Each entry below should be reproduced character for character.

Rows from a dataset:
========================

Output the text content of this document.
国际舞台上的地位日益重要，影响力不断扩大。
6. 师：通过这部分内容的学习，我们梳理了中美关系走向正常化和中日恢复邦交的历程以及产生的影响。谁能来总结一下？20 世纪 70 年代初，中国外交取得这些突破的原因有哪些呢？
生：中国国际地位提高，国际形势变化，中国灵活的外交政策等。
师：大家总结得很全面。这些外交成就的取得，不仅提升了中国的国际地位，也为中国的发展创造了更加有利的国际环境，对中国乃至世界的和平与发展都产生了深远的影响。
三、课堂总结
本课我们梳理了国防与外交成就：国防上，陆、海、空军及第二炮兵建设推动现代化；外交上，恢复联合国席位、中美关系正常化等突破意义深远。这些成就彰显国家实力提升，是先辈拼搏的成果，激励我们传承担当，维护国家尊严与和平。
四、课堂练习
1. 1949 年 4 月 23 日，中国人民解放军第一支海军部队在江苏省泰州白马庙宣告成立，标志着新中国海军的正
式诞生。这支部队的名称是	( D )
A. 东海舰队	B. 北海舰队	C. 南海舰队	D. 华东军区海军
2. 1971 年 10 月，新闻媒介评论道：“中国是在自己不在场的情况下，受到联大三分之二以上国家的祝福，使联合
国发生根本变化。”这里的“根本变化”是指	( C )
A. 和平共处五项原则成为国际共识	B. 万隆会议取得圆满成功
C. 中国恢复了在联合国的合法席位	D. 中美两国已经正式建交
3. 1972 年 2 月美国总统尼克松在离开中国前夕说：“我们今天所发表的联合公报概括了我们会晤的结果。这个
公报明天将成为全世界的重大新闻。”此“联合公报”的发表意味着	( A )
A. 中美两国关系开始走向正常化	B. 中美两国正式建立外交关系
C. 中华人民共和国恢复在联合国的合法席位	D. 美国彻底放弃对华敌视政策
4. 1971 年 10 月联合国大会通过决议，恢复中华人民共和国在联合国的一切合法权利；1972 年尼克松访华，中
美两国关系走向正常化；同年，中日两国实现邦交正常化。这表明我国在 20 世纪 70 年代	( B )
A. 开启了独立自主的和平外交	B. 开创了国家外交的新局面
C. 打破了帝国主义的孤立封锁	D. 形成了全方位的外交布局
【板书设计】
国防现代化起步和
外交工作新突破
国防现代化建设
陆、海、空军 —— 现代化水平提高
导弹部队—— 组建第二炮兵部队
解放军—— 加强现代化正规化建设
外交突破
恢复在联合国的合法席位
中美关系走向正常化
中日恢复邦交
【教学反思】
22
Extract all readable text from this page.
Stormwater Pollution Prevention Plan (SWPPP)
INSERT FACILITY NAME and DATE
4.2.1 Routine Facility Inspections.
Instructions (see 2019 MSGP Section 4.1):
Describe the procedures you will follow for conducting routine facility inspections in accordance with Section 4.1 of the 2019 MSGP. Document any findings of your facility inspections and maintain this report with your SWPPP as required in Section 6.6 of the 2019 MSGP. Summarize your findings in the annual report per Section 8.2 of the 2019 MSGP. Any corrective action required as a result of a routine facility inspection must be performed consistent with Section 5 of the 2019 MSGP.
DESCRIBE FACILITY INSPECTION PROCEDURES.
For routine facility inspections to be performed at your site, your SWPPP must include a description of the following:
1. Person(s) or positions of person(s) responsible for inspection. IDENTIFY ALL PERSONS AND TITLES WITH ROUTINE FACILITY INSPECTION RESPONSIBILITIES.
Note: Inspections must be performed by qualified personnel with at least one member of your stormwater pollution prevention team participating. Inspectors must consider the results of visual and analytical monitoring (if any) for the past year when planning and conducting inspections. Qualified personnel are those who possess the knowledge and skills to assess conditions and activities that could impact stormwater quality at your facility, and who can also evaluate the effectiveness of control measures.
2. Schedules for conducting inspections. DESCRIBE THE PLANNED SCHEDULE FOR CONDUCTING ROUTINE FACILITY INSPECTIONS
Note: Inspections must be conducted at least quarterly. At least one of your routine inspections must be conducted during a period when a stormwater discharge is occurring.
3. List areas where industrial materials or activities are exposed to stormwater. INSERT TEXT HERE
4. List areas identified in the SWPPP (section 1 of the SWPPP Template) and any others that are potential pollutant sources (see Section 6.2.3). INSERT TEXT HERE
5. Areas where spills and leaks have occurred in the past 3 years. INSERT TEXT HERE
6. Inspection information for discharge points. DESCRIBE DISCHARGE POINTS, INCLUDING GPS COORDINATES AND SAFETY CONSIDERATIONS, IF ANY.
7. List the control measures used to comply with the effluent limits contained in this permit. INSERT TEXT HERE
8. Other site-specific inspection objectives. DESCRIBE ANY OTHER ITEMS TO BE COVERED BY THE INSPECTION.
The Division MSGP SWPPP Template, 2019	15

========================

## RESULT OF THIS TASK
Output the text content of this document.
国际舞台上的地位日益重要，影响力不断扩大。
6. 师：通过这部分内容的学习，我们梳理了中美关系走向正常化和中日恢复邦交的历程以及产生的影响。谁能来总结一下？20 世纪 70 年代初，中国外交取得这些突破的原因有哪些呢？
生：中国国际地位提高，国际形势变化，中国灵活的外交政策等。
师：大家总结得很全面。这些外交成就的取得，不仅提升了中国的国际地位，也为中国的发展创造了更加有利的国际环境，对中国乃至世界的和平与发展都产生了深远的影响。
三、课堂总结
本课我们梳理了国防与外交成就：国防上，陆、海、空军及第二炮兵建设推动现代化；外交上，恢复联合国席位、中美关系正常化等突破意义深远。这些成就彰显国家实力提升，是先辈拼搏的成果，激励我们传承担当，维护国家尊严与和平。
四、课堂练习
1. 1949 年 4 月 23 日，中国人民解放军第一支海军部队在江苏省泰州白马庙宣告成立，标志着新中国海军的正
式诞生。这支部队的名称是	( D )
A. 东海舰队	B. 北海舰队	C. 南海舰队	D. 华东军区海军
2. 1971 年 10 月，新闻媒介评论道：“中国是在自己不在场的情况下，受到联大三分之二以上国家的祝福，使联合
国发生根本变化。”这里的“根本变化”是指	( C )
A. 和平共处五项原则成为国际共识	B. 万隆会议取得圆满成功
C. 中国恢复了在联合国的合法席位	D. 中美两国已经正式建交
3. 1972 年 2 月美国总统尼克松在离开中国前夕说：“我们今天所发表的联合公报概括了我们会晤的结果。这个
公报明天将成为全世界的重大新闻。”此“联合公报”的发表意味着	( A )
A. 中美两国关系开始走向正常化	B. 中美两国正式建立外交关系
C. 中华人民共和国恢复在联合国的合法席位	D. 美国彻底放弃对华敌视政策
4. 1971 年 10 月联合国大会通过决议，恢复中华人民共和国在联合国的一切合法权利；1972 年尼克松访华，中
美两国关系走向正常化；同年，中日两国实现邦交正常化。这表明我国在 20 世纪 70 年代	( B )
A. 开启了独立自主的和平外交	B. 开创了国家外交的新局面
C. 打破了帝国主义的孤立封锁	D. 形成了全方位的外交布局
【板书设计】
国防现代化起步和
外交工作新突破
国防现代化建设
陆、海、空军 —— 现代化水平提高
导弹部队—— 组建第二炮兵部队
解放军—— 加强现代化正规化建设
外交突破
恢复在联合国的合法席位
中美关系走向正常化
中日恢复邦交
【教学反思】
22
Extract all readable text from this page.
Stormwater Pollution Prevention Plan (SWPPP)
INSERT FACILITY NAME and DATE
4.2.1 Routine Facility Inspections.
Instructions (see 2019 MSGP Section 4.1):
Describe the procedures you will follow for conducting routine facility inspections in accordance with Section 4.1 of the 2019 MSGP. Document any findings of your facility inspections and maintain this report with your SWPPP as required in Section 6.6 of the 2019 MSGP. Summarize your findings in the annual report per Section 8.2 of the 2019 MSGP. Any corrective action required as a result of a routine facility inspection must be performed consistent with Section 5 of the 2019 MSGP.
DESCRIBE FACILITY INSPECTION PROCEDURES.
For routine facility inspections to be performed at your site, your SWPPP must include a description of the following:
1. Person(s) or positions of person(s) responsible for inspection. IDENTIFY ALL PERSONS AND TITLES WITH ROUTINE FACILITY INSPECTION RESPONSIBILITIES.
Note: Inspections must be performed by qualified personnel with at least one member of your stormwater pollution prevention team participating. Inspectors must consider the results of visual and analytical monitoring (if any) for the past year when planning and conducting inspections. Qualified personnel are those who possess the knowledge and skills to assess conditions and activities that could impact stormwater quality at your facility, and who can also evaluate the effectiveness of control measures.
2. Schedules for conducting inspections. DESCRIBE THE PLANNED SCHEDULE FOR CONDUCTING ROUTINE FACILITY INSPECTIONS
Note: Inspections must be conducted at least quarterly. At least one of your routine inspections must be conducted during a period when a stormwater discharge is occurring.
3. List areas where industrial materials or activities are exposed to stormwater. INSERT TEXT HERE
4. List areas identified in the SWPPP (section 1 of the SWPPP Template) and any others that are potential pollutant sources (see Section 6.2.3). INSERT TEXT HERE
5. Areas where spills and leaks have occurred in the past 3 years. INSERT TEXT HERE
6. Inspection information for discharge points. DESCRIBE DISCHARGE POINTS, INCLUDING GPS COORDINATES AND SAFETY CONSIDERATIONS, IF ANY.
7. List the control measures used to comply with the effluent limits contained in this permit. INSERT TEXT HERE
8. Other site-specific inspection objectives. DESCRIBE ANY OTHER ITEMS TO BE COVERED BY THE INSPECTION.
The Division MSGP SWPPP Template, 2019	15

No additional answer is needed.